Drop every picture and give the entries back exactly.

* start Dataset excerpts *

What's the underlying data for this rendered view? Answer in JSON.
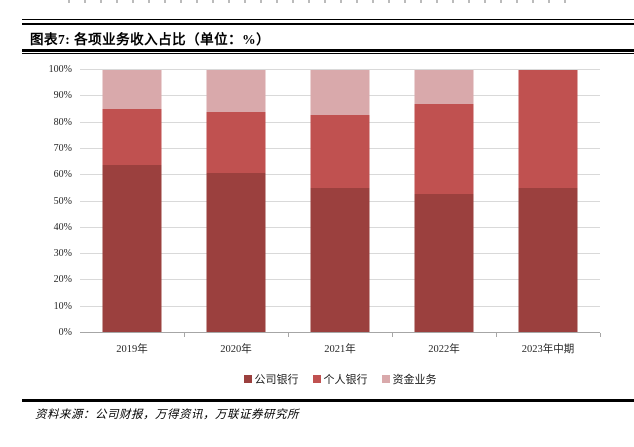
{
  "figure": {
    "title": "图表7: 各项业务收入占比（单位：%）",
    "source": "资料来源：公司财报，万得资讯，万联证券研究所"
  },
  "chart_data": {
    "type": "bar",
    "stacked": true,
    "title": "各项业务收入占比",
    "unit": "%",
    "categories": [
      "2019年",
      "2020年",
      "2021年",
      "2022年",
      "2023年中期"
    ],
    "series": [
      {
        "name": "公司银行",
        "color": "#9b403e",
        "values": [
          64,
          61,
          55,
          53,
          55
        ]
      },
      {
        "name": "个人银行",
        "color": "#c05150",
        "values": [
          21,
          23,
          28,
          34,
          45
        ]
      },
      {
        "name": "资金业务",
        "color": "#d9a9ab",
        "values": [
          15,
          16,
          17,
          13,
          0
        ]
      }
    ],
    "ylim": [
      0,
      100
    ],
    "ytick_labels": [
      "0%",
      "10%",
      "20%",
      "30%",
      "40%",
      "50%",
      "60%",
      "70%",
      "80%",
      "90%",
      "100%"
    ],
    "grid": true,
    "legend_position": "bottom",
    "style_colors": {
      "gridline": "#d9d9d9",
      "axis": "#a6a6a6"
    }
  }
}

* end Dataset excerpts *

• Answer to the problem:
What's the underlying data for this rendered view? Answer in JSON.
{
  "figure": {
    "title": "图表7: 各项业务收入占比（单位：%）",
    "source": "资料来源：公司财报，万得资讯，万联证券研究所"
  },
  "chart_data": {
    "type": "bar",
    "stacked": true,
    "title": "各项业务收入占比",
    "unit": "%",
    "categories": [
      "2019年",
      "2020年",
      "2021年",
      "2022年",
      "2023年中期"
    ],
    "series": [
      {
        "name": "公司银行",
        "color": "#9b403e",
        "values": [
          64,
          61,
          55,
          53,
          55
        ]
      },
      {
        "name": "个人银行",
        "color": "#c05150",
        "values": [
          21,
          23,
          28,
          34,
          45
        ]
      },
      {
        "name": "资金业务",
        "color": "#d9a9ab",
        "values": [
          15,
          16,
          17,
          13,
          0
        ]
      }
    ],
    "ylim": [
      0,
      100
    ],
    "ytick_labels": [
      "0%",
      "10%",
      "20%",
      "30%",
      "40%",
      "50%",
      "60%",
      "70%",
      "80%",
      "90%",
      "100%"
    ],
    "grid": true,
    "legend_position": "bottom",
    "style_colors": {
      "gridline": "#d9d9d9",
      "axis": "#a6a6a6"
    }
  }
}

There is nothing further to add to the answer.